(Problem requirements)
Find the lines holding the string "picture" in the data, then copy all of them.

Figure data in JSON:
:::

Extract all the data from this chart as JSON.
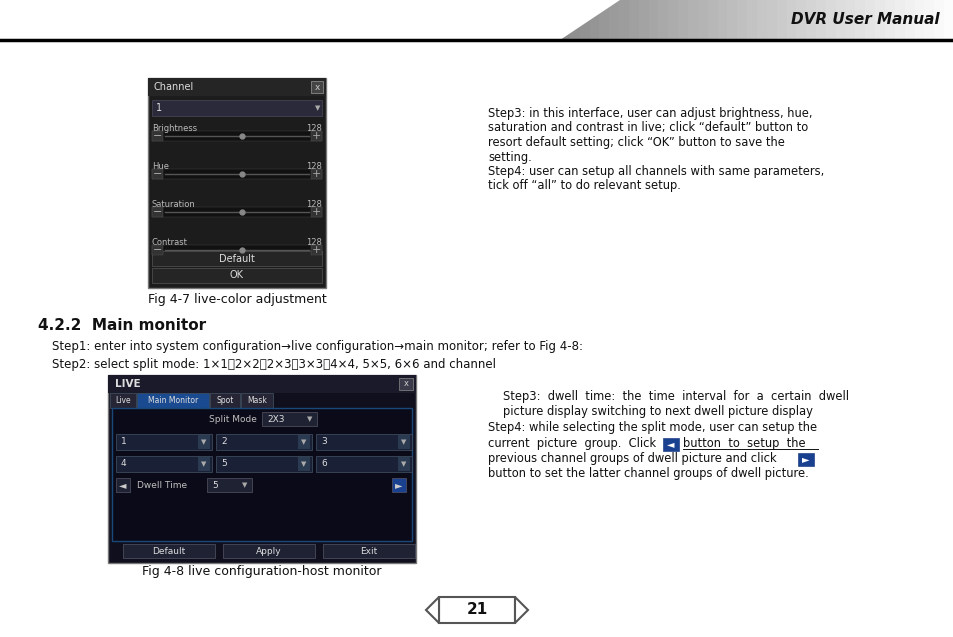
{
  "background_color": "#ffffff",
  "header_text": "DVR User Manual",
  "page_number": "21",
  "section_title": "4.2.2  Main monitor",
  "step1_text": "Step1: enter into system configuration→live configuration→main monitor; refer to Fig 4-8:",
  "step2_text": "Step2: select split mode: 1×1、2×2、2×3、3×3、4×4, 5×5, 6×6 and channel",
  "fig47_caption": "Fig 4-7 live-color adjustment",
  "fig48_caption": "Fig 4-8 live configuration-host monitor",
  "right_text_top": [
    "Step3: in this interface, user can adjust brightness, hue,",
    "saturation and contrast in live; click “default” button to",
    "resort default setting; click “OK” button to save the",
    "setting.",
    "Step4: user can setup all channels with same parameters,",
    "tick off “all” to do relevant setup."
  ],
  "right_text_b0": "Step3:  dwell  time:  the  time  interval  for  a  certain  dwell",
  "right_text_b1": "picture display switching to next dwell picture display",
  "right_text_b2": "Step4: while selecting the split mode, user can setup the",
  "right_text_b3a": "current  picture  group.  Click",
  "right_text_b3b": "button  to  setup  the",
  "right_text_b4a": "previous channel groups of dwell picture and click",
  "right_text_b5": "button to set the latter channel groups of dwell picture."
}
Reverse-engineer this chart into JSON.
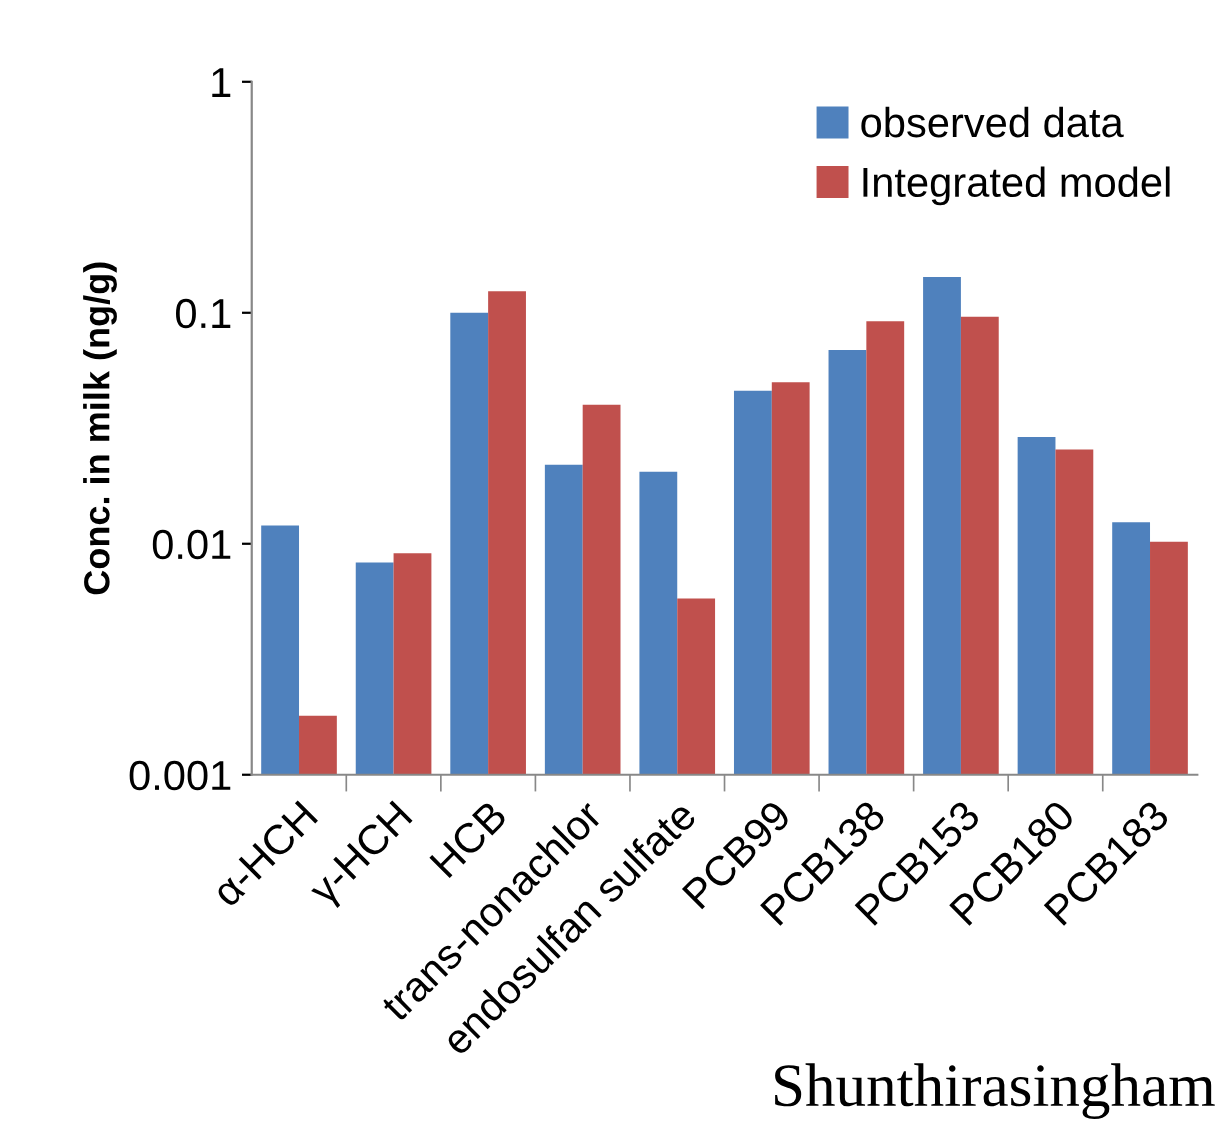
{
  "chart_data": {
    "type": "bar",
    "ylabel": "Conc. in milk (ng/g)",
    "categories": [
      "α-HCH",
      "γ-HCH",
      "HCB",
      "trans-nonachlor",
      "endosulfan sulfate",
      "PCB99",
      "PCB138",
      "PCB153",
      "PCB180",
      "PCB183"
    ],
    "series": [
      {
        "name": "observed data",
        "color": "#4f81bd",
        "values": [
          0.012,
          0.0083,
          0.1,
          0.022,
          0.0205,
          0.046,
          0.069,
          0.143,
          0.029,
          0.0124
        ]
      },
      {
        "name": "Integrated model",
        "color": "#c0504d",
        "values": [
          0.0018,
          0.0091,
          0.124,
          0.04,
          0.0058,
          0.05,
          0.092,
          0.096,
          0.0256,
          0.0102
        ]
      }
    ],
    "log": "y",
    "ylim": [
      0.001,
      1
    ],
    "yticks": [
      0.001,
      0.01,
      0.1,
      1
    ],
    "grid": false,
    "legend": "top right",
    "annotations": [
      "Shunthirasingham"
    ]
  }
}
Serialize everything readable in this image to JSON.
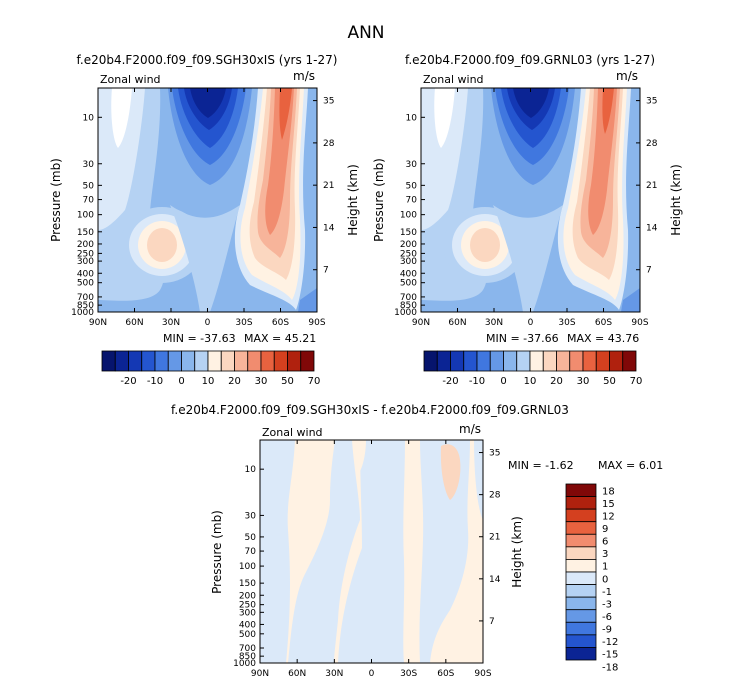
{
  "page": {
    "title": "ANN"
  },
  "colors": {
    "neg": [
      "#ffffff",
      "#dbe9f9",
      "#b5d2f3",
      "#8ab6ec",
      "#6598e6",
      "#4077df",
      "#2455cf",
      "#1438b4",
      "#0b2494",
      "#06146d"
    ],
    "pos": [
      "#fff2e3",
      "#fbd7c0",
      "#f7b49a",
      "#f18c6f",
      "#e8623f",
      "#d4401f",
      "#b0210e",
      "#800808"
    ]
  },
  "chart_data": [
    {
      "type": "heatmap",
      "id": "panel-left",
      "title": "f.e20b4.F2000.f09_f09.SGH30xIS (yrs 1-27)",
      "field": "Zonal wind",
      "units": "m/s",
      "ylabel": "Pressure (mb)",
      "y2label": "Height (km)",
      "x_ticks": [
        "90N",
        "60N",
        "30N",
        "0",
        "30S",
        "60S",
        "90S"
      ],
      "y_ticks": [
        "10",
        "30",
        "50",
        "70",
        "100",
        "150",
        "200",
        "250",
        "300",
        "400",
        "500",
        "700",
        "850",
        "1000"
      ],
      "y2_ticks": [
        "35",
        "28",
        "21",
        "14",
        "7"
      ],
      "min_label": "MIN = -37.63",
      "max_label": "MAX = 45.21",
      "colorbar": {
        "orientation": "horizontal",
        "labels": [
          "-20",
          "-10",
          "0",
          "10",
          "20",
          "30",
          "50",
          "70"
        ],
        "bins": 16
      }
    },
    {
      "type": "heatmap",
      "id": "panel-right",
      "title": "f.e20b4.F2000.f09_f09.GRNL03 (yrs 1-27)",
      "field": "Zonal wind",
      "units": "m/s",
      "ylabel": "Pressure (mb)",
      "y2label": "Height (km)",
      "x_ticks": [
        "90N",
        "60N",
        "30N",
        "0",
        "30S",
        "60S",
        "90S"
      ],
      "y_ticks": [
        "10",
        "30",
        "50",
        "70",
        "100",
        "150",
        "200",
        "250",
        "300",
        "400",
        "500",
        "700",
        "850",
        "1000"
      ],
      "y2_ticks": [
        "35",
        "28",
        "21",
        "14",
        "7"
      ],
      "min_label": "MIN = -37.66",
      "max_label": "MAX = 43.76",
      "colorbar": {
        "orientation": "horizontal",
        "labels": [
          "-20",
          "-10",
          "0",
          "10",
          "20",
          "30",
          "50",
          "70"
        ],
        "bins": 16
      }
    },
    {
      "type": "heatmap",
      "id": "panel-diff",
      "title": "f.e20b4.F2000.f09_f09.SGH30xIS - f.e20b4.F2000.f09_f09.GRNL03",
      "field": "Zonal wind",
      "units": "m/s",
      "ylabel": "Pressure (mb)",
      "y2label": "Height (km)",
      "x_ticks": [
        "90N",
        "60N",
        "30N",
        "0",
        "30S",
        "60S",
        "90S"
      ],
      "y_ticks": [
        "10",
        "30",
        "50",
        "70",
        "100",
        "150",
        "200",
        "250",
        "300",
        "400",
        "500",
        "700",
        "850",
        "1000"
      ],
      "y2_ticks": [
        "35",
        "28",
        "21",
        "14",
        "7"
      ],
      "min_label": "MIN = -1.62",
      "max_label": "MAX = 6.01",
      "colorbar": {
        "orientation": "vertical",
        "labels": [
          "18",
          "15",
          "12",
          "9",
          "6",
          "3",
          "1",
          "0",
          "-1",
          "-3",
          "-6",
          "-9",
          "-12",
          "-15",
          "-18"
        ],
        "bins": 14
      }
    }
  ]
}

:::

(Solved problem)
  "right_text_b1": "picture display switching to next dwell picture display",
  "right_text_b3a": "current  picture  group.  Click",
  "right_text_b4a": "previous channel groups of dwell picture and click",
  "right_text_b5": "button to set the latter channel groups of dwell picture."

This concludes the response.